--- EXERCISE DETAILS ---
Return the number of lines that include the string "Helljuset", without any other text.

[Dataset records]
-- Start --
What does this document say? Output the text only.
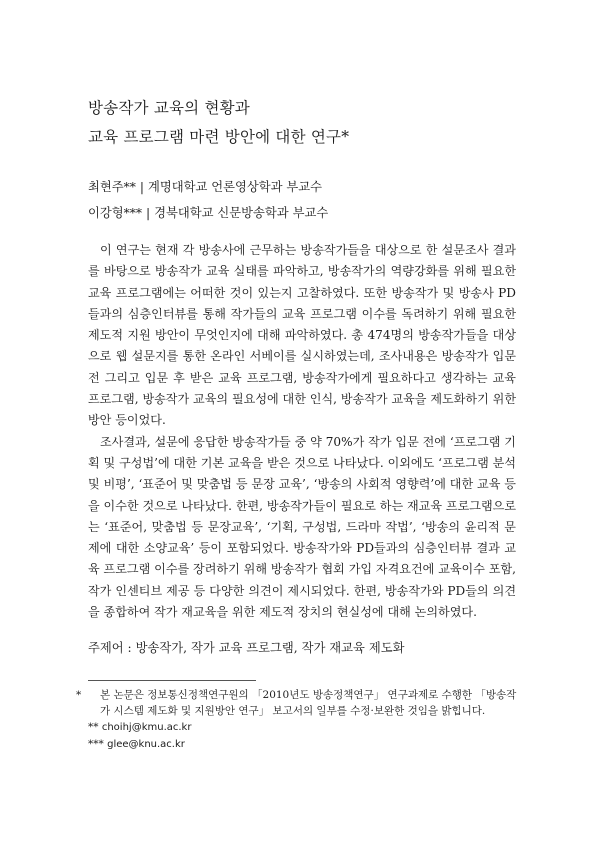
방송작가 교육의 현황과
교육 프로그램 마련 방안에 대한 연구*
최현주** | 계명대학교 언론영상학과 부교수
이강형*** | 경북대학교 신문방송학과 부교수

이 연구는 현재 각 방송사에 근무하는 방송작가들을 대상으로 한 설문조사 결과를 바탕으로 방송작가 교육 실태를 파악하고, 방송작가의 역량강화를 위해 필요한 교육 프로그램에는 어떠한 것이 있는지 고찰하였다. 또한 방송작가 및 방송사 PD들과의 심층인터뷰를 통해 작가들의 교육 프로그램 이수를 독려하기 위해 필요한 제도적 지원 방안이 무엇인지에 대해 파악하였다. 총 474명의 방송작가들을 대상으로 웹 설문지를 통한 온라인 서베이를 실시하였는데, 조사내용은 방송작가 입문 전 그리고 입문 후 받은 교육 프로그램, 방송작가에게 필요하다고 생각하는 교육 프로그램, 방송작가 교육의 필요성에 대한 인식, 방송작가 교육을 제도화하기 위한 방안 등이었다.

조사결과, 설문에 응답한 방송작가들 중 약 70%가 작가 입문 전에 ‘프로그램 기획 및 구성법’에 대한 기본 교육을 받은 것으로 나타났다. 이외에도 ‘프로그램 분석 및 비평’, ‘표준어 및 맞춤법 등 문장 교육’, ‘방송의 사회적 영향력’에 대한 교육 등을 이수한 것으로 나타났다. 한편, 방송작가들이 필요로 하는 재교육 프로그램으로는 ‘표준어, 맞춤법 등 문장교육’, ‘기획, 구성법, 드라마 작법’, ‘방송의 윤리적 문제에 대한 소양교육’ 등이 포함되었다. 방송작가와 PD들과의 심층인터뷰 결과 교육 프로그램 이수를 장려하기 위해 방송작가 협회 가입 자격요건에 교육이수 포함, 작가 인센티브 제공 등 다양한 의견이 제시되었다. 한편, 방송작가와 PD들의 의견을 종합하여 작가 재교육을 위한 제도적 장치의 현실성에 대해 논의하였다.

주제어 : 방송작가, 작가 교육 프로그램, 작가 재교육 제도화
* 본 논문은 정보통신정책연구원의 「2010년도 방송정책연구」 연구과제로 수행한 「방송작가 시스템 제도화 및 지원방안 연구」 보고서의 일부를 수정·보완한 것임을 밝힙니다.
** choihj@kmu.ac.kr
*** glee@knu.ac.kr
-- End --
-- Start --
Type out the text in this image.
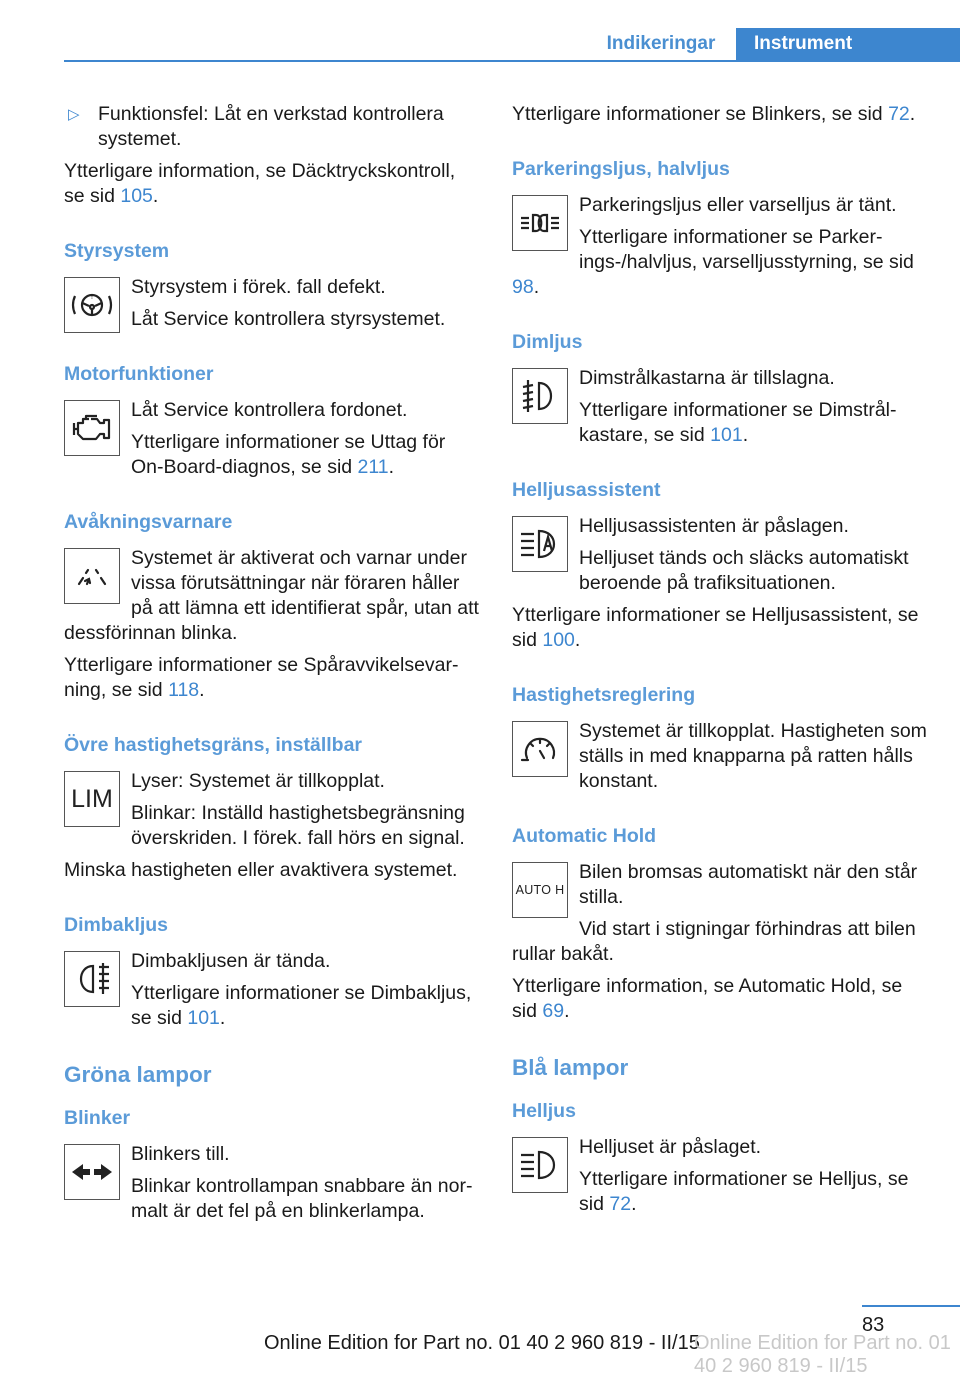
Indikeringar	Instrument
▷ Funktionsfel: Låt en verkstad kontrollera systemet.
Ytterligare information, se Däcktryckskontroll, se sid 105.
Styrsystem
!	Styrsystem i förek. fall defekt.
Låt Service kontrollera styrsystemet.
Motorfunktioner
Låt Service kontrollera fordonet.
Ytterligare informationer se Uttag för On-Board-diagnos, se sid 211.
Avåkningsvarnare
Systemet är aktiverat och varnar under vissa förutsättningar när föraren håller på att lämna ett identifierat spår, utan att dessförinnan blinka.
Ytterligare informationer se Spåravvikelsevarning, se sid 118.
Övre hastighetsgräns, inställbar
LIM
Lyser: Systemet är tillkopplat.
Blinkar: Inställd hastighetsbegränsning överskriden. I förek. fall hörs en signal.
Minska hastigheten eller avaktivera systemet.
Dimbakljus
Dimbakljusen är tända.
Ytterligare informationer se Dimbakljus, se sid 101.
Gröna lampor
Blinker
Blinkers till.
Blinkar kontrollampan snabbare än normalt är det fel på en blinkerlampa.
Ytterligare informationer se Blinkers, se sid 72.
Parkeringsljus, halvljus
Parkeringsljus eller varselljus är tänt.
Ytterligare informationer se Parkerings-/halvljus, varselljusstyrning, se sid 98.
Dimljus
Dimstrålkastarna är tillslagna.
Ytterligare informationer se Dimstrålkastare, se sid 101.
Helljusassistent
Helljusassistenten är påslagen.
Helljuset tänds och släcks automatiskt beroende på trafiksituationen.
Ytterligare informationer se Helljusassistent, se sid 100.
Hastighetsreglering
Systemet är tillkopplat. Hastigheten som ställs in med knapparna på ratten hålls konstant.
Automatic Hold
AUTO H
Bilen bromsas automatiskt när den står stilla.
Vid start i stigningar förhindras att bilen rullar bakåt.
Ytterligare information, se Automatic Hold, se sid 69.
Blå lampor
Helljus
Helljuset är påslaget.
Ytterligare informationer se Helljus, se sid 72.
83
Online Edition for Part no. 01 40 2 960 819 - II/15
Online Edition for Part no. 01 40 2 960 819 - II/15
-- End --
--- RESULT FOR THIS TASK ---
2